* WRITTEN INSTRUCTION: Select the lines that hold the word "representation" and copy each one.

* STORED RECORDS:
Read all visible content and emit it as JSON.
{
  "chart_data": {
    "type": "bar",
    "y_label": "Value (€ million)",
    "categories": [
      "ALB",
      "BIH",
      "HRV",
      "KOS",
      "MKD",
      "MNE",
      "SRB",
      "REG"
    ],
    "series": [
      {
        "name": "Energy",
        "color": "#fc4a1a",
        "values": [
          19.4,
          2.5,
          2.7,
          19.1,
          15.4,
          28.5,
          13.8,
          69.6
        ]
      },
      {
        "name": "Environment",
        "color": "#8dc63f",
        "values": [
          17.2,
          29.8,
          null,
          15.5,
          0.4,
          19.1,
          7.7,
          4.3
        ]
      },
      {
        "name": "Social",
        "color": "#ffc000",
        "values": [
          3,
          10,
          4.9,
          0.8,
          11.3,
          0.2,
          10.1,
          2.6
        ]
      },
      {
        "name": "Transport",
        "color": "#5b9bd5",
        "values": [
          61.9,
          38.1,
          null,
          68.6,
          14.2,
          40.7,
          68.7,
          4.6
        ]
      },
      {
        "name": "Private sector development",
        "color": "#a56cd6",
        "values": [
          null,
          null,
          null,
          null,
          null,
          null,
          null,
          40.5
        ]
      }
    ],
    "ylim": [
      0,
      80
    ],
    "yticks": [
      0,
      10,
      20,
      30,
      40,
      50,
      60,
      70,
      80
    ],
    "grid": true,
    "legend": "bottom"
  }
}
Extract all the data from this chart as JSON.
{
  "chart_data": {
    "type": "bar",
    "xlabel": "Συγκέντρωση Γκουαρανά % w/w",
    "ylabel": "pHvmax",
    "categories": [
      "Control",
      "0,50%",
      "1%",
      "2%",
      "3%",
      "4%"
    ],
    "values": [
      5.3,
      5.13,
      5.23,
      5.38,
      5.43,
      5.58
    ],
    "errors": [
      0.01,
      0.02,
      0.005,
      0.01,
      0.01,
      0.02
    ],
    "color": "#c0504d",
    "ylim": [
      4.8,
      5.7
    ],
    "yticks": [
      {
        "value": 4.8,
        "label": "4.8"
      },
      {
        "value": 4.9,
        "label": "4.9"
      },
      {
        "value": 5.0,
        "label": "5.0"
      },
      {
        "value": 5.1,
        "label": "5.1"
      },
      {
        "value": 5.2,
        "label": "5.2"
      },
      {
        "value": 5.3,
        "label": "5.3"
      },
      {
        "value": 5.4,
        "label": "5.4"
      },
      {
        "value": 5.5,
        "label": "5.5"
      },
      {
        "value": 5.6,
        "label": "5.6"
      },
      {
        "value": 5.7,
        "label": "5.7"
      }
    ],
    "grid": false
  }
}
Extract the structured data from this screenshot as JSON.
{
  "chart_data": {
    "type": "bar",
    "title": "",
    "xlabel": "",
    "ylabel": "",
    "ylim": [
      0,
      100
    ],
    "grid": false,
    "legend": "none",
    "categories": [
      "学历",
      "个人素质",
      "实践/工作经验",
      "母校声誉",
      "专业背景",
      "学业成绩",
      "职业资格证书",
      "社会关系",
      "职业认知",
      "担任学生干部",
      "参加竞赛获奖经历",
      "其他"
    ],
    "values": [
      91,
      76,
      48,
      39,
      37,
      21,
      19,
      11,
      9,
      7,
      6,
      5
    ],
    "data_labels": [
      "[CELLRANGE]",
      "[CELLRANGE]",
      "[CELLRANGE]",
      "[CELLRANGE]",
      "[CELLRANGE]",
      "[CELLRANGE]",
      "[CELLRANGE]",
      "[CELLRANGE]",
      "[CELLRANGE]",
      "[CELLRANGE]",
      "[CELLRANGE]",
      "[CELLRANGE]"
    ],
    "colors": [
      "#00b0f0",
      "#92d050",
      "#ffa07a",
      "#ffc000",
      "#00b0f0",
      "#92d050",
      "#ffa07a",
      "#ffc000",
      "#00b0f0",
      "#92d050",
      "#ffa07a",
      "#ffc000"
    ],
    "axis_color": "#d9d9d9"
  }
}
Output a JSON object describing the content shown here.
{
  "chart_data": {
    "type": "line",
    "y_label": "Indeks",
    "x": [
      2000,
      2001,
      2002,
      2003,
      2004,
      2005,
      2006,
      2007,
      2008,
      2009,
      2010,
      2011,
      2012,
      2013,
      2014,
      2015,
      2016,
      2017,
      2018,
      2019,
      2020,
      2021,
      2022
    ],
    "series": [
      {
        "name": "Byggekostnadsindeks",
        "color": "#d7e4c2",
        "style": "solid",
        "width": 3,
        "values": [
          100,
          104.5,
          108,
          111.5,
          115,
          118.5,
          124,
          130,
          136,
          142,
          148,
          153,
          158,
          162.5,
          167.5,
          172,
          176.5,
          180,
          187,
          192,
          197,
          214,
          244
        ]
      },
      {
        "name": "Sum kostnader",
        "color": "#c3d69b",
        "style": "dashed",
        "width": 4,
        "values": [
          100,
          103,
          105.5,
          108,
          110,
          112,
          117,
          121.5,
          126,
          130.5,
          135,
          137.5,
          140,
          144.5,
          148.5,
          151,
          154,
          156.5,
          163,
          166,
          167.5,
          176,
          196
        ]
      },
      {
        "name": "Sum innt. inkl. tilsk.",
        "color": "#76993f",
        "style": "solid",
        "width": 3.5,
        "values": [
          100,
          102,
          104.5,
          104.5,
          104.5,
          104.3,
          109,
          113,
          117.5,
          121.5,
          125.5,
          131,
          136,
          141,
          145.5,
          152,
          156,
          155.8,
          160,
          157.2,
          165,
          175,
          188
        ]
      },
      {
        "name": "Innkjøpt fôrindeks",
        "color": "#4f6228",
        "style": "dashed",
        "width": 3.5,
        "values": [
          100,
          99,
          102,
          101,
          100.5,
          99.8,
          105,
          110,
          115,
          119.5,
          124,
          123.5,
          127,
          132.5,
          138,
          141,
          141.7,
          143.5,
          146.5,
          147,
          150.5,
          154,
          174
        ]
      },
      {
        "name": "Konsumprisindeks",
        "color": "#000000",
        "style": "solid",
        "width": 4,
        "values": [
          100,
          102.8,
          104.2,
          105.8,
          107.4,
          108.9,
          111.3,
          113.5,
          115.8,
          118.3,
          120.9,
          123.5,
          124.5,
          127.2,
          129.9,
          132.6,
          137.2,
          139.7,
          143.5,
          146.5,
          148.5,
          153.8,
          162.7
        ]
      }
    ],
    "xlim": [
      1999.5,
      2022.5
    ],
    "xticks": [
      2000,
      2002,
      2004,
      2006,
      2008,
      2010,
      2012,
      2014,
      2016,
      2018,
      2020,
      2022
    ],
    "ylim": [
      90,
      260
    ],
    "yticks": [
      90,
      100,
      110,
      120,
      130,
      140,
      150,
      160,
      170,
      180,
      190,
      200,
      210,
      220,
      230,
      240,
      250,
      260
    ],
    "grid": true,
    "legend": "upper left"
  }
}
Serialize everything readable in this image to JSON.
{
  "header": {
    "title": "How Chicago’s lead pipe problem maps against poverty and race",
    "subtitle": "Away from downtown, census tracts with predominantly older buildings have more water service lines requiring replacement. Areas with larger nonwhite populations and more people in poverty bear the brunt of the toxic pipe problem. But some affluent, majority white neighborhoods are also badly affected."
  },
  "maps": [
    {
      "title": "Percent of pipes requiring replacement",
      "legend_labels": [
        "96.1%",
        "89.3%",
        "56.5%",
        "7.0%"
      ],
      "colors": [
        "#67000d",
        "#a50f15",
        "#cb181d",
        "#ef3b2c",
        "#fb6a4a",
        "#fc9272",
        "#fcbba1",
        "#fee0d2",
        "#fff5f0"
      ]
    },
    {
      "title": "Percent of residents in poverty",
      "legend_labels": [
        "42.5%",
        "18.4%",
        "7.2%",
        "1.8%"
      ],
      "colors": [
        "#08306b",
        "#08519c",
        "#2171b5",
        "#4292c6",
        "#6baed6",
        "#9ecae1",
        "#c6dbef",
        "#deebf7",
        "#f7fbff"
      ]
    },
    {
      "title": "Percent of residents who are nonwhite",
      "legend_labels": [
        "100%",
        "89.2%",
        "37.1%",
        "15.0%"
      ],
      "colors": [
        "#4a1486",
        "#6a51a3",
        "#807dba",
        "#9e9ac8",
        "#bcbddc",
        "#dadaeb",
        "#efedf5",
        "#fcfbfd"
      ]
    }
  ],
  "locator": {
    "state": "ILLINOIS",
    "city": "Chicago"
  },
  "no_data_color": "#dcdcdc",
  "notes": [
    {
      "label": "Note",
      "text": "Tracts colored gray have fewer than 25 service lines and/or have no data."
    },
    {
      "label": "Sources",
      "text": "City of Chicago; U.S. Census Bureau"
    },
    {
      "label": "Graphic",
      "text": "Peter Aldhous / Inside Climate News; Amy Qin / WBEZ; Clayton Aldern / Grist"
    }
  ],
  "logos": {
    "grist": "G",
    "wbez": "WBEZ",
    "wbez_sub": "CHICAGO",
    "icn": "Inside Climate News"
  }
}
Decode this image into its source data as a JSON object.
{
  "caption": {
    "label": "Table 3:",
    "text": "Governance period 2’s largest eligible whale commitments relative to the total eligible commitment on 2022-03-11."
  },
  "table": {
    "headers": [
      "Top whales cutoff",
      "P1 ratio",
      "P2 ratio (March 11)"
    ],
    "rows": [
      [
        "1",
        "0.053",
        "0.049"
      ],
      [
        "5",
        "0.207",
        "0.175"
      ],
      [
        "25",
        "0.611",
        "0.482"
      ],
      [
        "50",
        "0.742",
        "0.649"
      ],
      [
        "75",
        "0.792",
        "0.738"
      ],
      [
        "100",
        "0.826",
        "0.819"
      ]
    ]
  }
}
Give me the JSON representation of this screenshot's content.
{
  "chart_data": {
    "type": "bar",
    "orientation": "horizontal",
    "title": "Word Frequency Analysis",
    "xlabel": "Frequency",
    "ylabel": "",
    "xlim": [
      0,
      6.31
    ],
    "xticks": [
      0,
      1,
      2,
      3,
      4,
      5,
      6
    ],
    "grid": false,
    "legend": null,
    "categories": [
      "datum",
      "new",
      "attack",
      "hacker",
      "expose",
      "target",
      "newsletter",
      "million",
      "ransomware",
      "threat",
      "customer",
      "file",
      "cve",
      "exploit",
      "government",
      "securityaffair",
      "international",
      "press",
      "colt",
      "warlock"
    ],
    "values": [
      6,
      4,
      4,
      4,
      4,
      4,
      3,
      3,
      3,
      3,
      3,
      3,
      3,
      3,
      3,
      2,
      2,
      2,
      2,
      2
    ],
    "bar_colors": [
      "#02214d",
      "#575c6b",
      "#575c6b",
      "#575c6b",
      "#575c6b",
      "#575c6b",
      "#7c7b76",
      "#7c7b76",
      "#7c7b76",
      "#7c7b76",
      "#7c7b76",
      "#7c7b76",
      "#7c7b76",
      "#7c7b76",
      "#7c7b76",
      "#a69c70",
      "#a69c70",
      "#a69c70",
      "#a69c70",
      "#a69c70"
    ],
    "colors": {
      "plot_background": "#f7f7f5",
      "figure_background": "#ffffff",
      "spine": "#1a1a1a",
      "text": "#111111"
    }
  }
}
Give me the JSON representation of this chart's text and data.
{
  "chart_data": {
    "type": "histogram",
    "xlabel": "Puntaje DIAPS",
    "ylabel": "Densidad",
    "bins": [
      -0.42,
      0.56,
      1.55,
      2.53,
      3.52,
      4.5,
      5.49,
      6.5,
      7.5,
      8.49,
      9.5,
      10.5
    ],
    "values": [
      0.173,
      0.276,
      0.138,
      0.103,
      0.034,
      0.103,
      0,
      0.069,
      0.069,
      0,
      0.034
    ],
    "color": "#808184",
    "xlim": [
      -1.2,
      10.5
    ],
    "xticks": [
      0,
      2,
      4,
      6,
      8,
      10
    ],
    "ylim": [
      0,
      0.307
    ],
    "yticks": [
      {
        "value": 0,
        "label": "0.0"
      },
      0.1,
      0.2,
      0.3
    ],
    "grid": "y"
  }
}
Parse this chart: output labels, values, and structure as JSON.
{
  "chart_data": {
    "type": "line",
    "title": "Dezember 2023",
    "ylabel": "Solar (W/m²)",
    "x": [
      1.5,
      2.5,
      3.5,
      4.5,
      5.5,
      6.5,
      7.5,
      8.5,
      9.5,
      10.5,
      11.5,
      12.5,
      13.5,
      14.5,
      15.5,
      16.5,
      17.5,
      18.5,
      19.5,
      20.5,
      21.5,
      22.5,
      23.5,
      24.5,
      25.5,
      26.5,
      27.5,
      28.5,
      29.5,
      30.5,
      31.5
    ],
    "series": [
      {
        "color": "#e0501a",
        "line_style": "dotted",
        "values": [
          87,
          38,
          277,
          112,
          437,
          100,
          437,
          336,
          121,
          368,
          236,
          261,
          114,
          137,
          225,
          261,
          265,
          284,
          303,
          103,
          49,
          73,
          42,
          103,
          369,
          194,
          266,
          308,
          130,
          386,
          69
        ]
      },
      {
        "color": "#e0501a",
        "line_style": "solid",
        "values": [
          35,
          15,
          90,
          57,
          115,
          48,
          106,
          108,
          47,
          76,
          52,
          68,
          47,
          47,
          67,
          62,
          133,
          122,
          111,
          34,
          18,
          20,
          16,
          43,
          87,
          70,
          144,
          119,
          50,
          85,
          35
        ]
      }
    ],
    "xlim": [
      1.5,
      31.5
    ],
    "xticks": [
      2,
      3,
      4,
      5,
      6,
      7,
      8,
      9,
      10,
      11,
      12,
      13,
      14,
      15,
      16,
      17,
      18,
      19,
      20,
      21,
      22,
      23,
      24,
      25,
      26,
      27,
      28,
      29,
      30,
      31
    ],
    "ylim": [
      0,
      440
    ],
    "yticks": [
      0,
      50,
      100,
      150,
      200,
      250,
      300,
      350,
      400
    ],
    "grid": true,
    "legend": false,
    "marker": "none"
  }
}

* EXERCISE OUTPUT:
Give me the JSON representation of this screenshot's content.
Give me the JSON representation of this chart's text and data.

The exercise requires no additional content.